### TASK INSTRUCTIONS
Filter the records below and copy every line containing the word "Gastos".

### SUPPLIED DATA
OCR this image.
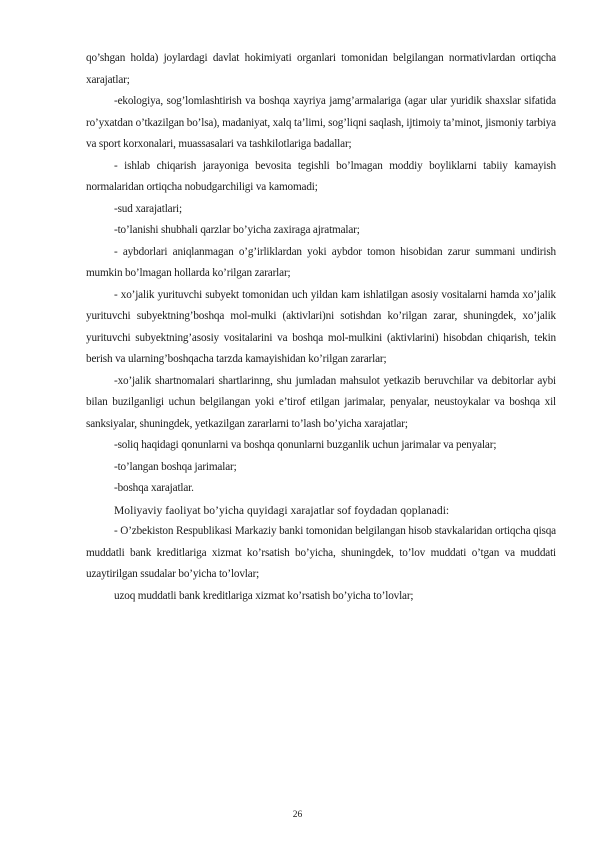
qo’shgan holda) joylardagi davlat hokimiyati organlari tomonidan belgilangan normativlardan ortiqcha xarajatlar;

-ekologiya, sog’lomlashtirish va boshqa xayriya jamg’armalariga (agar ular yuridik shaxslar sifatida ro’yxatdan o’tkazilgan bo’lsa), madaniyat, xalq ta’limi, sog’liqni saqlash, ijtimoiy ta’minot, jismoniy tarbiya va sport korxonalari, muassasalari va tashkilotlariga badallar;

- ishlab chiqarish jarayoniga bevosita tegishli bo’lmagan moddiy boyliklarni tabiiy kamayish normalaridan ortiqcha nobudgarchiligi va kamomadi;

-sud xarajatlari;

-to’lanishi shubhali qarzlar bo’yicha zaxiraga ajratmalar;

- aybdorlari aniqlanmagan o’g’irliklardan yoki aybdor tomon hisobidan zarur summani undirish mumkin bo’lmagan hollarda ko’rilgan zararlar;

- xo’jalik yurituvchi subyekt tomonidan uch yildan kam ishlatilgan asosiy vositalarni hamda xo’jalik yurituvchi subyektning’boshqa mol-mulki (aktivlari)ni sotishdan ko’rilgan zarar, shuningdek, xo’jalik yurituvchi subyektning’asosiy vositalarini va boshqa mol-mulkini (aktivlarini) hisobdan chiqarish, tekin berish va ularning’boshqacha tarzda kamayishidan ko’rilgan zararlar;

-xo’jalik shartnomalari shartlarinng, shu jumladan mahsulot yetkazib beruvchilar va debitorlar aybi bilan buzilganligi uchun belgilangan yoki e’tirof etilgan jarimalar, penyalar, neustoykalar va boshqa xil sanksiyalar, shuningdek, yetkazilgan zararlarni to’lash bo’yicha xarajatlar;

-soliq haqidagi qonunlarni va boshqa qonunlarni buzganlik uchun jarimalar va penyalar;

-to’langan boshqa jarimalar;

-boshqa xarajatlar.

Moliyaviy faoliyat bo’yicha quyidagi xarajatlar sof foydadan qoplanadi:

- O’zbekiston Respublikasi Markaziy banki tomonidan belgilangan hisob stavkalaridan ortiqcha qisqa muddatli bank kreditlariga xizmat ko’rsatish bo’yicha, shuningdek, to’lov muddati o’tgan va muddati uzaytirilgan ssudalar bo’yicha to’lovlar;

uzoq muddatli bank kreditlariga xizmat ko’rsatish bo’yicha to’lovlar;

26
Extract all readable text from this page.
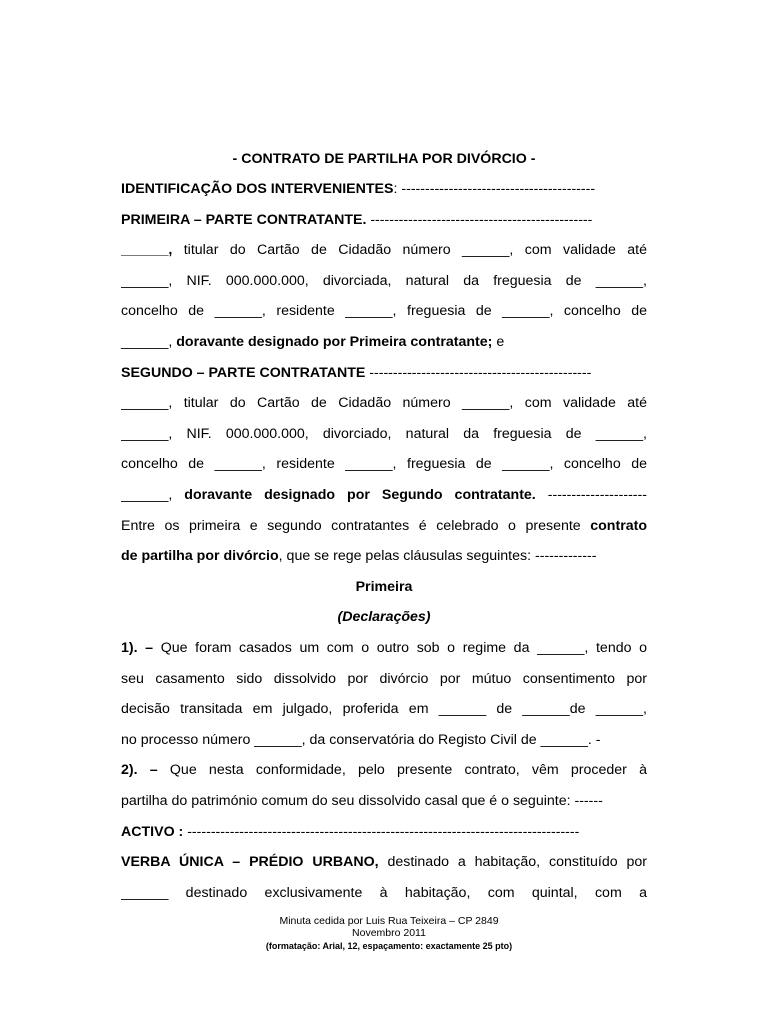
- CONTRATO DE PARTILHA POR DIVÓRCIO -
IDENTIFICAÇÃO DOS INTERVENIENTES: -----------------------------------------
PRIMEIRA – PARTE CONTRATANTE. -----------------------------------------------
______, titular do Cartão de Cidadão número ______, com validade até
______, NIF. 000.000.000, divorciada, natural da freguesia de ______,
concelho de ______, residente ______, freguesia de ______, concelho de
______, doravante designado por Primeira contratante; e
SEGUNDO – PARTE CONTRATANTE -----------------------------------------------
______, titular do Cartão de Cidadão número ______, com validade até
______, NIF. 000.000.000, divorciado, natural da freguesia de ______,
concelho de ______, residente ______, freguesia de ______, concelho de
______, doravante designado por Segundo contratante. ---------------------
Entre os primeira e segundo contratantes é celebrado o presente contrato
de partilha por divórcio, que se rege pelas cláusulas seguintes: -------------
Primeira
(Declarações)
1). – Que foram casados um com o outro sob o regime da ______, tendo o
seu casamento sido dissolvido por divórcio por mútuo consentimento por
decisão transitada em julgado, proferida em ______ de ______de ______,
no processo número ______, da conservatória do Registo Civil de ______. -
2). – Que nesta conformidade, pelo presente contrato, vêm proceder à
partilha do património comum do seu dissolvido casal que é o seguinte: ------
ACTIVO : -----------------------------------------------------------------------------------
VERBA ÚNICA – PRÉDIO URBANO, destinado a habitação, constituído por
______ destinado exclusivamente à habitação, com quintal, com a
Minuta cedida por Luis Rua Teixeira – CP 2849
Novembro 2011
(formatação: Arial, 12, espaçamento: exactamente 25 pto)
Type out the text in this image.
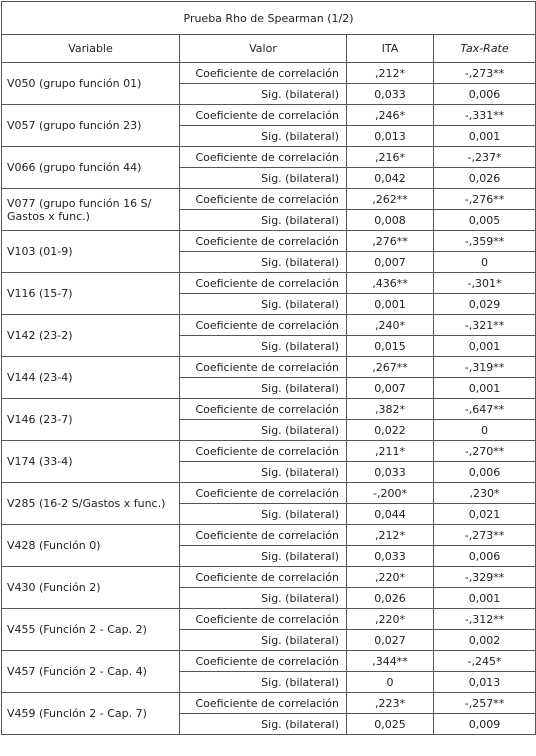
Prueba Rho de Spearman (1/2)			
Variable	Valor	ITA	Tax-Rate
V050 (grupo función 01)	Coeficiente de correlación	,212*	-,273**
	Sig. (bilateral)	0,033	0,006
V057 (grupo función 23)	Coeficiente de correlación	,246*	-,331**
	Sig. (bilateral)	0,013	0,001
V066 (grupo función 44)	Coeficiente de correlación	,216*	-,237*
	Sig. (bilateral)	0,042	0,026
V077 (grupo función 16 S/ Gastos x func.)	Coeficiente de correlación	,262**	-,276**
	Sig. (bilateral)	0,008	0,005
V103 (01-9)	Coeficiente de correlación	,276**	-,359**
	Sig. (bilateral)	0,007	0
V116 (15-7)	Coeficiente de correlación	,436**	-,301*
	Sig. (bilateral)	0,001	0,029
V142 (23-2)	Coeficiente de correlación	,240*	-,321**
	Sig. (bilateral)	0,015	0,001
V144 (23-4)	Coeficiente de correlación	,267**	-,319**
	Sig. (bilateral)	0,007	0,001
V146 (23-7)	Coeficiente de correlación	,382*	-,647**
	Sig. (bilateral)	0,022	0
V174 (33-4)	Coeficiente de correlación	,211*	-,270**
	Sig. (bilateral)	0,033	0,006
V285 (16-2 S/Gastos x func.)	Coeficiente de correlación	-,200*	,230*
	Sig. (bilateral)	0,044	0,021
V428 (Función 0)	Coeficiente de correlación	,212*	-,273**
	Sig. (bilateral)	0,033	0,006
V430 (Función 2)	Coeficiente de correlación	,220*	-,329**
	Sig. (bilateral)	0,026	0,001
V455 (Función 2 - Cap. 2)	Coeficiente de correlación	,220*	-,312**
	Sig. (bilateral)	0,027	0,002
V457 (Función 2 - Cap. 4)	Coeficiente de correlación	,344**	-,245*
	Sig. (bilateral)	0	0,013
V459 (Función 2 - Cap. 7)	Coeficiente de correlación	,223*	-,257**
	Sig. (bilateral)	0,025	0,009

### OUTPUT BELOW
V077 (grupo función 16 S/ Gastos x func.)	Coeficiente de correlación	,262**	-,276**
V285 (16-2 S/Gastos x func.)	Coeficiente de correlación	-,200*	,230*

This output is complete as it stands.